*Records for this exercise*.

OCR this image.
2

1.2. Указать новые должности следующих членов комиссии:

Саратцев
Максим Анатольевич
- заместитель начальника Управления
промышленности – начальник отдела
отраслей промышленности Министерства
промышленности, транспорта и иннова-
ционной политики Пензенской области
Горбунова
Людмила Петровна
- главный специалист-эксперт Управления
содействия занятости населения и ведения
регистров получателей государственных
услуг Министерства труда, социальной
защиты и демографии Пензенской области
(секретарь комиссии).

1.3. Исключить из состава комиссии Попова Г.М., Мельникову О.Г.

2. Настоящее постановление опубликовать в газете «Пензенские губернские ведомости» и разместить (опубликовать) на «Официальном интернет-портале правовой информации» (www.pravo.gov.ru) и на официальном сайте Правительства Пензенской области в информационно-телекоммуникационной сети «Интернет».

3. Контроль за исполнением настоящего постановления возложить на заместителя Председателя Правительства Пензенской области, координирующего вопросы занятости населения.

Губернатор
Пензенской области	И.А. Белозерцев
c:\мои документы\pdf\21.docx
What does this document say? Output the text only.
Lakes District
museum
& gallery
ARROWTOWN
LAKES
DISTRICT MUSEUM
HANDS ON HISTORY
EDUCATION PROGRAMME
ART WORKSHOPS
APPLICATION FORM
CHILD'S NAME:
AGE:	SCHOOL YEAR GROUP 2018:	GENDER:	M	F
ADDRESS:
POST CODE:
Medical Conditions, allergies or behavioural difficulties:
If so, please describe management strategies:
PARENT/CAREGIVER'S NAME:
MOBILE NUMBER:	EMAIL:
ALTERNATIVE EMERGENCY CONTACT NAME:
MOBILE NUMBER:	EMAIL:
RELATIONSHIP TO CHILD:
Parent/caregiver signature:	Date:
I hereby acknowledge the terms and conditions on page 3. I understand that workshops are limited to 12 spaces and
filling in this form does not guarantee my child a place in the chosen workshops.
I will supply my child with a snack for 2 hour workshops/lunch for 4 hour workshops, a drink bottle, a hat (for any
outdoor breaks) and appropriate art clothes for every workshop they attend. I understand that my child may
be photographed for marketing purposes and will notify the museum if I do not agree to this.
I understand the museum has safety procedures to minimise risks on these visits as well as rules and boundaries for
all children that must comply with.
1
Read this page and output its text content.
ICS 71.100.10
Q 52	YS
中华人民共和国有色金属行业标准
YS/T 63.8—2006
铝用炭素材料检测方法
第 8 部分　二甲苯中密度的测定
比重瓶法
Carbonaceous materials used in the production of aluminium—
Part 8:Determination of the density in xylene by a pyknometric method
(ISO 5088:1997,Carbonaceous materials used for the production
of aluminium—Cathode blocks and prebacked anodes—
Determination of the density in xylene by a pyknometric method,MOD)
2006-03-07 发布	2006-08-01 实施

*Required task*. Give back exactly the lines from the line containing "Read this page and output its text content." to the end of the entries, and no other lines.

*Exercise result*.
Read this page and output its text content.
ICS 71.100.10
Q 52	YS
中华人民共和国有色金属行业标准
YS/T 63.8—2006
铝用炭素材料检测方法
第 8 部分　二甲苯中密度的测定
比重瓶法
Carbonaceous materials used in the production of aluminium—
Part 8:Determination of the density in xylene by a pyknometric method
(ISO 5088:1997,Carbonaceous materials used for the production
of aluminium—Cathode blocks and prebacked anodes—
Determination of the density in xylene by a pyknometric method,MOD)
2006-03-07 发布	2006-08-01 实施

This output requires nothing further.